_Exercise task 1_:
List the usernames that head the posts in the pole barn thread below.
_Exercise task 2_:
Render this sentence from the pole barn thread into Spanish: "Don't use particle board outside bc it will rot out on you."
_Exercise task 3_:
Pick up the pole barn thread where it stops and write what comes next.

═════ Text segment ═════

# pole barn



## natisha (Jan 11, 2011)

That size would be OK for one horse but is too small for 3, even if they liked each other.


----------



## Corporal (Jul 29, 2010)

That's a small budget. =/. I think you'll get a shelter out of it--where do you live? Also, how do intend to store hay/grain? I've been on several threads and a few of us have talked about buying materials for building a few pieces at a time, then, when accumulated, we can advance and finish our building projects.
Lowe's sells leftover pieces that the suburbanites don't want to store after they've paid their 25 cents/cut. Usually Mondays and Tuesdays are the best days to buy these--some pieces are quite large. I've paid between 25 cents/piece to $1/piece. Often there will be damage on the corner of a 1/2" or 3/4" section of plywood--I've gotten some of those pieces almost 4'x8' for my building projects. They throw away whatever doesn't clearance out. Don't use particle board outside bc it will rot out on you. Hope this helps you. =D


----------



## ridingforafall (Feb 3, 2012)

═════ Data ═════

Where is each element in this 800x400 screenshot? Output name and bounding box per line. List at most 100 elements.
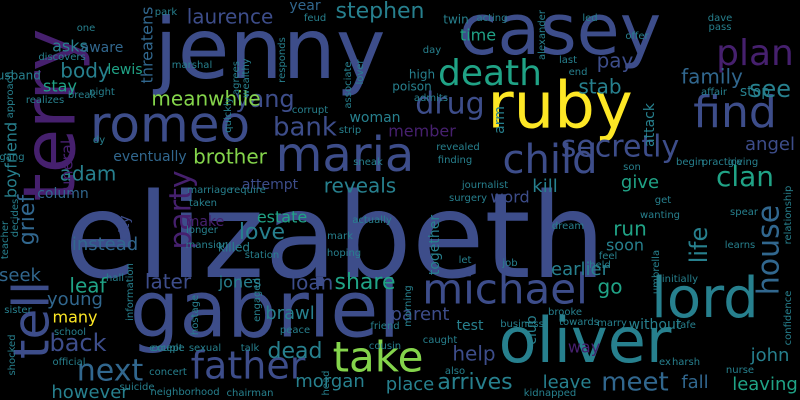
cloud-word: take [333, 333, 424, 382]
cloud-word: john [750, 345, 790, 366]
cloud-word: pay [597, 49, 634, 73]
cloud-word: pass [709, 22, 732, 33]
cloud-word: angel [745, 134, 795, 155]
cloud-word: morgan [295, 371, 365, 392]
cloud-word: feel [599, 251, 618, 262]
cloud-word: confidence [783, 291, 794, 346]
cloud-word: clan [716, 160, 774, 193]
cloud-word: aware [81, 40, 124, 56]
cloud-word: poison [392, 80, 432, 94]
cloud-word: stab [578, 75, 621, 99]
cloud-word: later [145, 270, 192, 294]
cloud-word: kidnapped [524, 388, 577, 399]
cloud-word: child [503, 137, 598, 183]
cloud-word: place [386, 374, 434, 395]
cloud-word: official [53, 357, 86, 368]
cloud-word: brooke [548, 307, 582, 318]
cloud-word: meet [601, 368, 669, 398]
cloud-word: friend [370, 321, 399, 332]
cloud-word: except [149, 343, 183, 354]
cloud-word: together [427, 215, 443, 276]
cloud-word: day [423, 45, 441, 56]
cloud-word: affair [701, 87, 728, 98]
cloud-word: adam [60, 162, 117, 186]
cloud-word: year [289, 0, 320, 14]
cloud-word: stay [43, 77, 77, 96]
cloud-word: dead [268, 339, 323, 364]
cloud-word: column [37, 186, 89, 202]
cloud-word: twin [443, 13, 468, 27]
cloud-word: funeral [58, 140, 77, 197]
cloud-word: sneak [353, 157, 383, 168]
cloud-word: instead [72, 234, 138, 255]
cloud-word: stop [740, 84, 770, 100]
cloud-word: marshal [172, 60, 212, 71]
cloud-word: talk [241, 343, 260, 354]
cloud-word: peace [280, 325, 310, 336]
cloud-word: ex [659, 357, 671, 368]
cloud-word: head [321, 371, 332, 396]
cloud-word: dy [93, 135, 105, 146]
cloud-word: station [245, 250, 279, 261]
cloud-word: sister [4, 305, 32, 316]
cloud-word: leave [543, 372, 592, 393]
cloud-word: approach [5, 72, 16, 119]
cloud-word: agrees [231, 61, 242, 95]
cloud-word: school [54, 327, 86, 338]
cloud-word: life [685, 227, 713, 264]
cloud-word: estate [257, 208, 307, 227]
cloud-word: realizes [26, 95, 64, 106]
cloud-word: offer [625, 31, 649, 42]
cloud-word: back [49, 329, 106, 357]
cloud-word: last [559, 55, 577, 66]
cloud-word: get [655, 195, 672, 206]
cloud-word: jenny [152, 0, 385, 98]
cloud-word: give [621, 172, 659, 193]
cloud-word: asks [52, 37, 88, 56]
cloud-word: one [77, 23, 96, 34]
cloud-word: park [155, 7, 178, 18]
cloud-word: share [335, 270, 396, 295]
cloud-word: kill [532, 176, 557, 197]
cloud-word: also [445, 366, 465, 377]
cloud-word: morning [403, 285, 414, 327]
cloud-word: acting [476, 13, 507, 24]
cloud-word: michael [422, 265, 588, 314]
cloud-word: sexual [189, 343, 221, 354]
cloud-word: stephen [335, 0, 424, 24]
cloud-word: oliver [499, 304, 672, 377]
cloud-word: soon [606, 236, 644, 255]
cloud-word: loan [291, 271, 334, 295]
cloud-word: bank [273, 113, 337, 143]
cloud-word: help [452, 342, 495, 366]
cloud-word: leaving [732, 374, 798, 395]
cloud-word: jones [218, 273, 262, 292]
cloud-word: finding [438, 155, 472, 166]
cloud-word: lord [651, 266, 758, 331]
cloud-word: fall [681, 372, 708, 393]
cloud-word: casey [459, 0, 661, 71]
cloud-word: spear [730, 207, 759, 218]
cloud-word: suicide [119, 382, 154, 393]
cloud-word: find [693, 87, 777, 138]
cloud-word: nurse [726, 365, 754, 376]
cloud-word: decides [10, 199, 21, 238]
cloud-word: alexander [537, 9, 548, 60]
cloud-word: high [409, 68, 435, 82]
cloud-word: led [582, 13, 597, 24]
cloud-word: strip [339, 125, 361, 136]
cloud-word: initially [662, 274, 698, 285]
cloud-word: lewis [107, 62, 142, 78]
cloud-word: require [230, 185, 266, 196]
cloud-word: actually [352, 215, 392, 226]
cloud-word: ruby [487, 70, 632, 144]
cloud-word: surgery [449, 193, 487, 204]
cloud-word: discovers [38, 52, 85, 63]
cloud-word: young [47, 289, 103, 310]
cloud-word: grief [15, 194, 40, 246]
cloud-word: killed [218, 241, 250, 255]
cloud-word: revealed [436, 142, 480, 153]
cloud-word: attempt [242, 177, 299, 193]
cloud-word: terry [8, 28, 92, 201]
cloud-word: hostage [190, 295, 201, 335]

═════

_Exercise response 1_:
natisha
Corporal
ridingforafall

_Exercise response 2_:
No uses aglomerado en exteriores porque se te va a pudrir.

_Exercise response 3_:
the 8X10 would be for each horse. We have been buying things off of ksl and getting good deals we just bought some metal roofing, more plywood and 2x4s my husband is getting them tomorrow.


----------



## Darrin (Jul 11, 2011)

The 8x10 will work for you current horse but not for the additions. Build the 8x10 now and start buying your expansion a bit at a time. By the time you get your new horses you should be able to expand.


----------



## ridingforafall (Feb 3, 2012)

*yay*

we ended up getting some stuff second hand. We spent a total of $323 and build 2 10x10 stalls! thank you guys for your help!!!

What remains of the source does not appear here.